++++ Supplied entries
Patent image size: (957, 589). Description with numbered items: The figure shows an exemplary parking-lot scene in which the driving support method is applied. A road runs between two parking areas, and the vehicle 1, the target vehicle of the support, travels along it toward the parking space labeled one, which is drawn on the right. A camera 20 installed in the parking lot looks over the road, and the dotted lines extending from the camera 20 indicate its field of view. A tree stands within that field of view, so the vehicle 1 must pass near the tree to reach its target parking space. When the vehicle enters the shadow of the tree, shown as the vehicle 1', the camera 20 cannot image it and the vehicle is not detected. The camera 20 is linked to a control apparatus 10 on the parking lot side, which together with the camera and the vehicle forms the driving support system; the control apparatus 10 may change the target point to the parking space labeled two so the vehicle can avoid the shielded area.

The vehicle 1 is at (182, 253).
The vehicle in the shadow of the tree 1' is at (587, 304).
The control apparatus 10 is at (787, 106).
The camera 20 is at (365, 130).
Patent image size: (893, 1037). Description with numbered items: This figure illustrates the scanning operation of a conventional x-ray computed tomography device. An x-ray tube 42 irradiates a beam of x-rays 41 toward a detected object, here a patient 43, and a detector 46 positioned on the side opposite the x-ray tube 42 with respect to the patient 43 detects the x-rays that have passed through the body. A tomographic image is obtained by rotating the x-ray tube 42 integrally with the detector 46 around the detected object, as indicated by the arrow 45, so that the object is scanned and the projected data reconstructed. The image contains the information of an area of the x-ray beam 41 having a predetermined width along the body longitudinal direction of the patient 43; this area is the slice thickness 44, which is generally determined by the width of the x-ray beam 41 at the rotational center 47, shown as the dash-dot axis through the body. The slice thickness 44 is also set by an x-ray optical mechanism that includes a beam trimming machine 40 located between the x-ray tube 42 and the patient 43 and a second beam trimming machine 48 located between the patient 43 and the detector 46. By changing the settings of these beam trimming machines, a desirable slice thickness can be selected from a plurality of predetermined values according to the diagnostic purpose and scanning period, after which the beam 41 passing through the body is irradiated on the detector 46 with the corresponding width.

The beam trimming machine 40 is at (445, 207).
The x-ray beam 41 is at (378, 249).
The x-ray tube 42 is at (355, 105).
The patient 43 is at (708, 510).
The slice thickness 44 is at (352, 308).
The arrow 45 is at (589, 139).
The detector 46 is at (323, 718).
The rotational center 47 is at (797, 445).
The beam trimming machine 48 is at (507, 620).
++++++++
* Task prompt *
Copy every line of these records back word for word, without changing anything.

* Solution *
Patent image size: (957, 589). Description with numbered items: The figure shows an exemplary parking-lot scene in which the driving support method is applied. A road runs between two parking areas, and the vehicle 1, the target vehicle of the support, travels along it toward the parking space labeled one, which is drawn on the right. A camera 20 installed in the parking lot looks over the road, and the dotted lines extending from the camera 20 indicate its field of view. A tree stands within that field of view, so the vehicle 1 must pass near the tree to reach its target parking space. When the vehicle enters the shadow of the tree, shown as the vehicle 1', the camera 20 cannot image it and the vehicle is not detected. The camera 20 is linked to a control apparatus 10 on the parking lot side, which together with the camera and the vehicle forms the driving support system; the control apparatus 10 may change the target point to the parking space labeled two so the vehicle can avoid the shielded area.

The vehicle 1 is at (182, 253).
The vehicle in the shadow of the tree 1' is at (587, 304).
The control apparatus 10 is at (787, 106).
The camera 20 is at (365, 130).
Patent image size: (893, 1037). Description with numbered items: This figure illustrates the scanning operation of a conventional x-ray computed tomography device. An x-ray tube 42 irradiates a beam of x-rays 41 toward a detected object, here a patient 43, and a detector 46 positioned on the side opposite the x-ray tube 42 with respect to the patient 43 detects the x-rays that have passed through the body. A tomographic image is obtained by rotating the x-ray tube 42 integrally with the detector 46 around the detected object, as indicated by the arrow 45, so that the object is scanned and the projected data reconstructed. The image contains the information of an area of the x-ray beam 41 having a predetermined width along the body longitudinal direction of the patient 43; this area is the slice thickness 44, which is generally determined by the width of the x-ray beam 41 at the rotational center 47, shown as the dash-dot axis through the body. The slice thickness 44 is also set by an x-ray optical mechanism that includes a beam trimming machine 40 located between the x-ray tube 42 and the patient 43 and a second beam trimming machine 48 located between the patient 43 and the detector 46. By changing the settings of these beam trimming machines, a desirable slice thickness can be selected from a plurality of predetermined values according to the diagnostic purpose and scanning period, after which the beam 41 passing through the body is irradiated on the detector 46 with the corresponding width.

The beam trimming machine 40 is at (445, 207).
The x-ray beam 41 is at (378, 249).
The x-ray tube 42 is at (355, 105).
The patient 43 is at (708, 510).
The slice thickness 44 is at (352, 308).
The arrow 45 is at (589, 139).
The detector 46 is at (323, 718).
The rotational center 47 is at (797, 445).
The beam trimming machine 48 is at (507, 620).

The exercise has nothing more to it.